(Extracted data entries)
----------------------------------------
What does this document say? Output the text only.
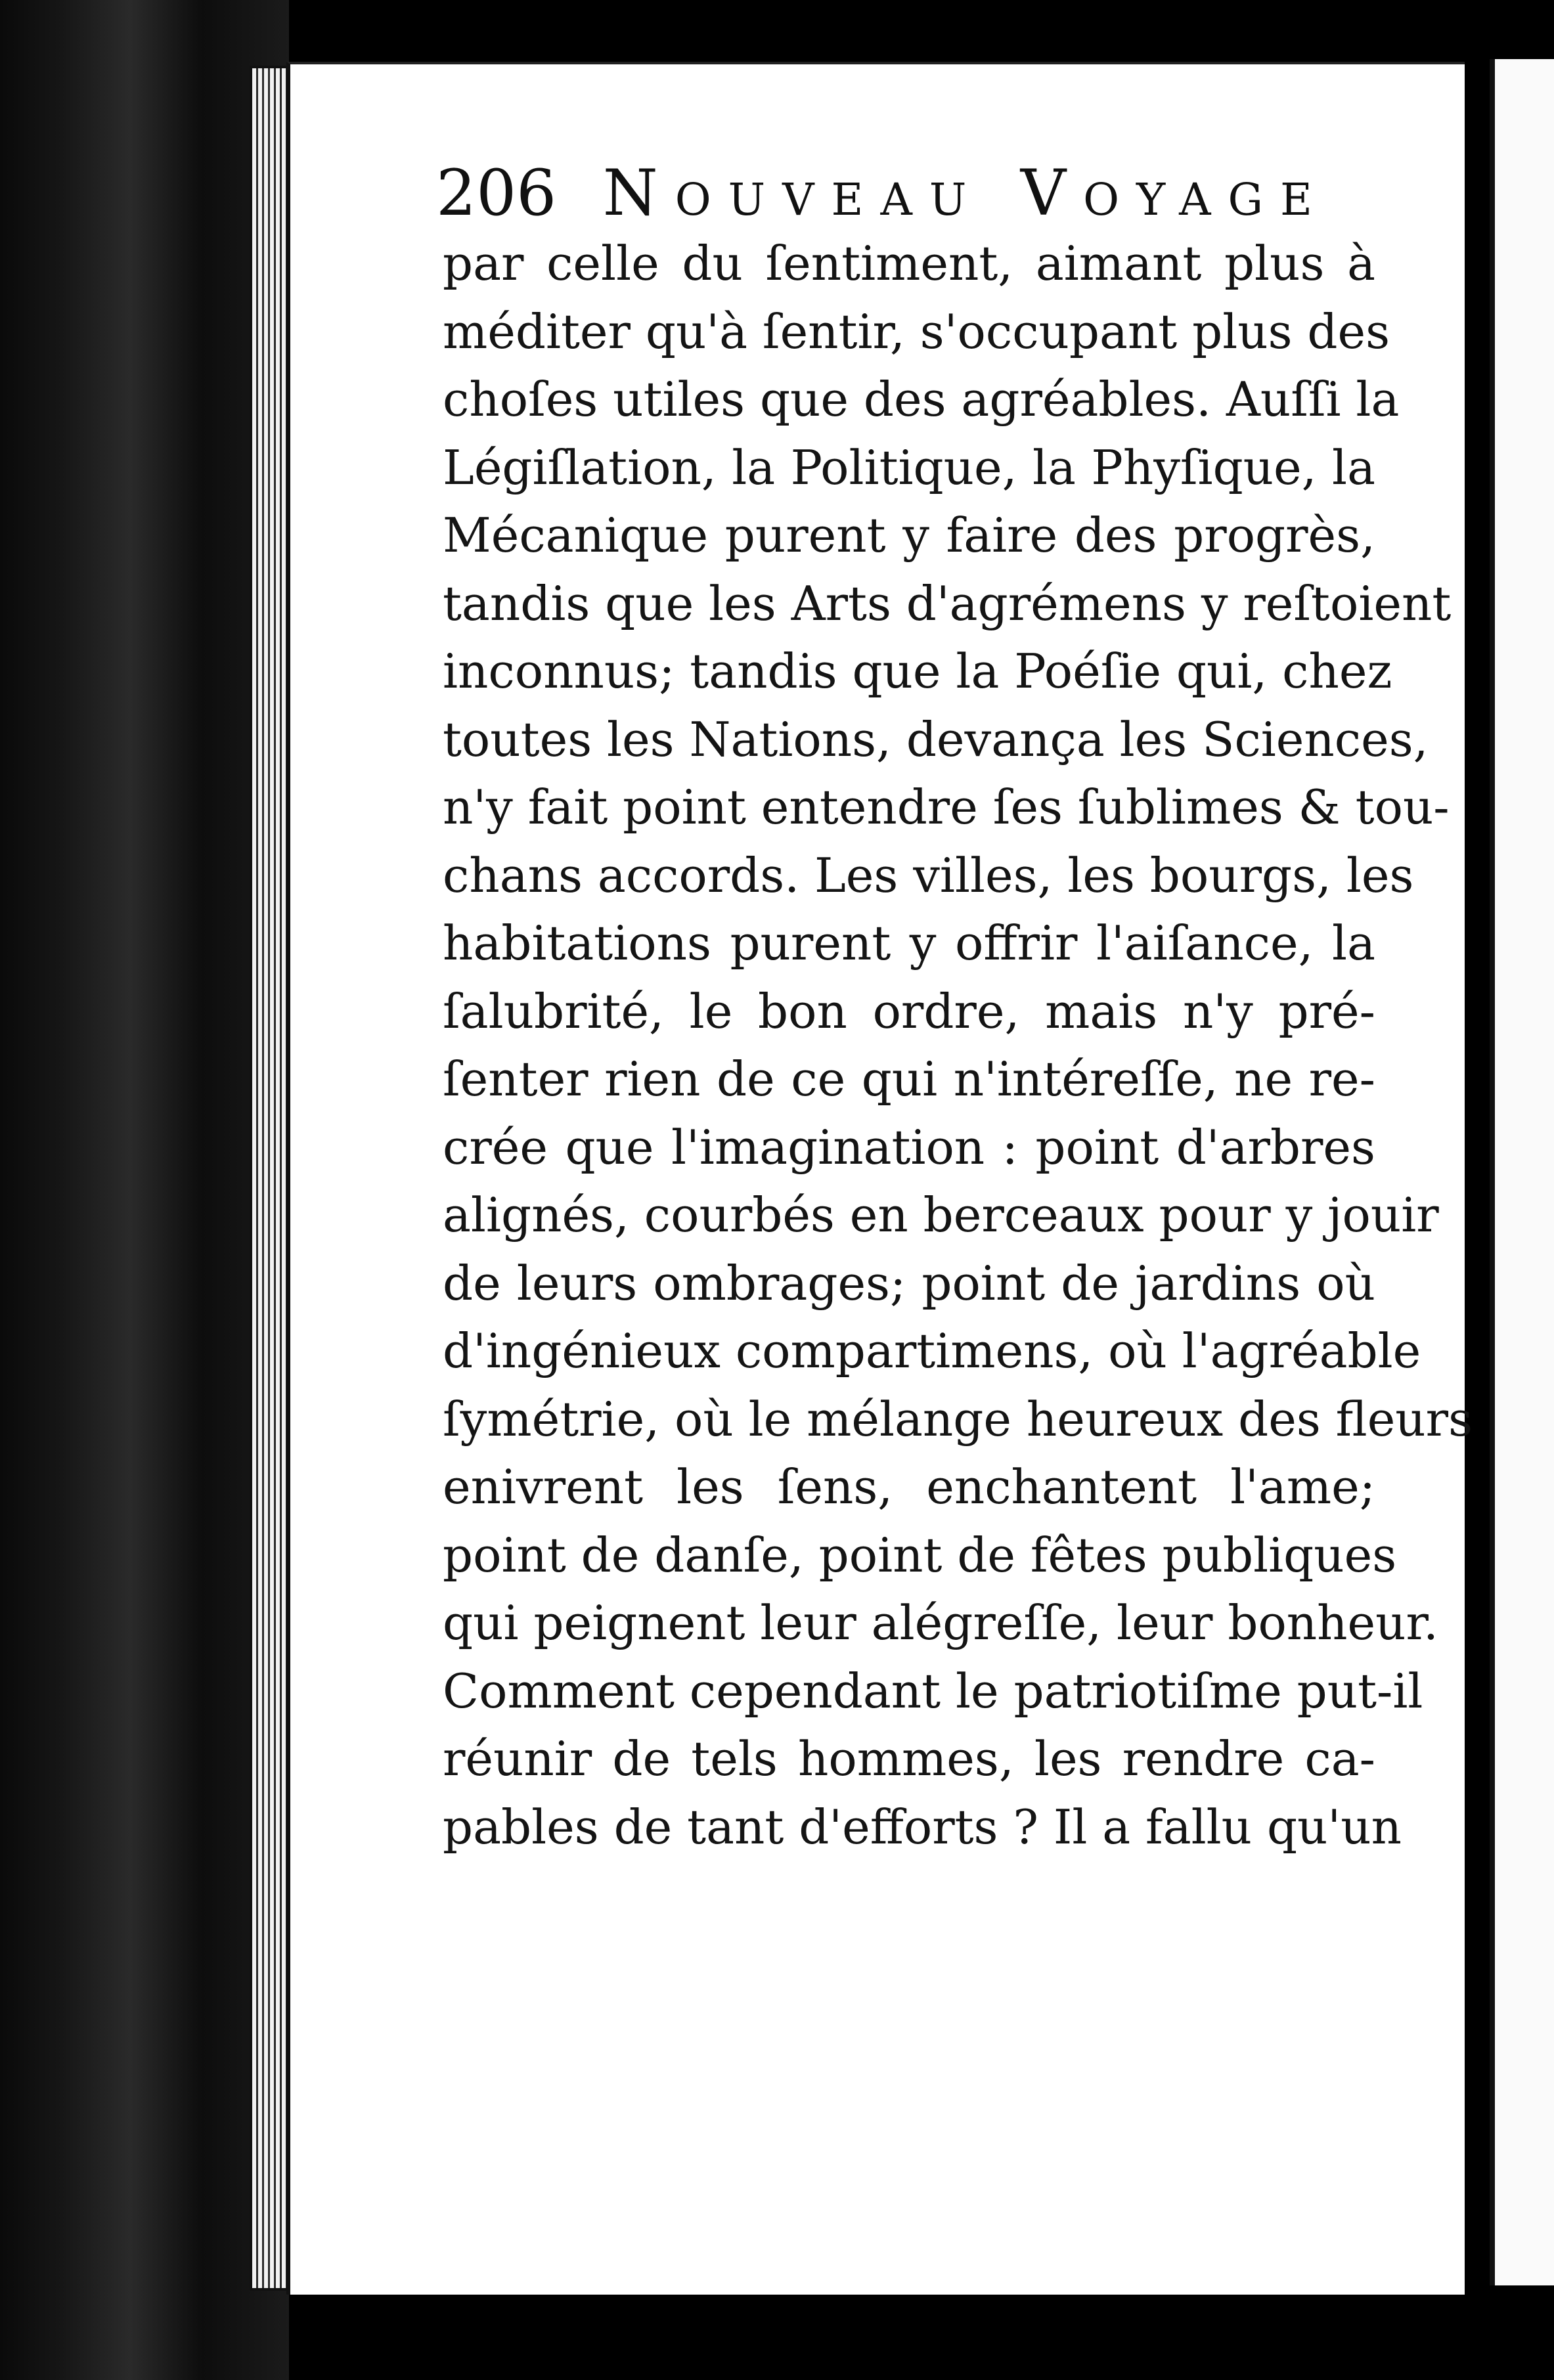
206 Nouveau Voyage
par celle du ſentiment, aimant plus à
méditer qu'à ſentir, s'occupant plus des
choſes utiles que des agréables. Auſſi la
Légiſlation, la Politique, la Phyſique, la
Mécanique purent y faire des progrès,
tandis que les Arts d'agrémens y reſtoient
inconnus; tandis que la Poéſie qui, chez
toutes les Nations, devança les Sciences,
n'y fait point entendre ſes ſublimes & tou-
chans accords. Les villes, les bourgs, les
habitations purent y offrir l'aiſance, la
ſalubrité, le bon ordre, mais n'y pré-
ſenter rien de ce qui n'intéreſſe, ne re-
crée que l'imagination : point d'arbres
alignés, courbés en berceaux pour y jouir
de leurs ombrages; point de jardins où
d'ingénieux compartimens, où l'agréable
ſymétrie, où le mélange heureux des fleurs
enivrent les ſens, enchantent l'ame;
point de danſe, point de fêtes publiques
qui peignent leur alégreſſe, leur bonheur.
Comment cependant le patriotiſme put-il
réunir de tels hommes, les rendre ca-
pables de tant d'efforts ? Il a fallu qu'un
----------------------------------------
SHORT TASK – Give the number of lines in the entries that include the string "purent", and nothing more.

WRITTEN SOLUTION – 2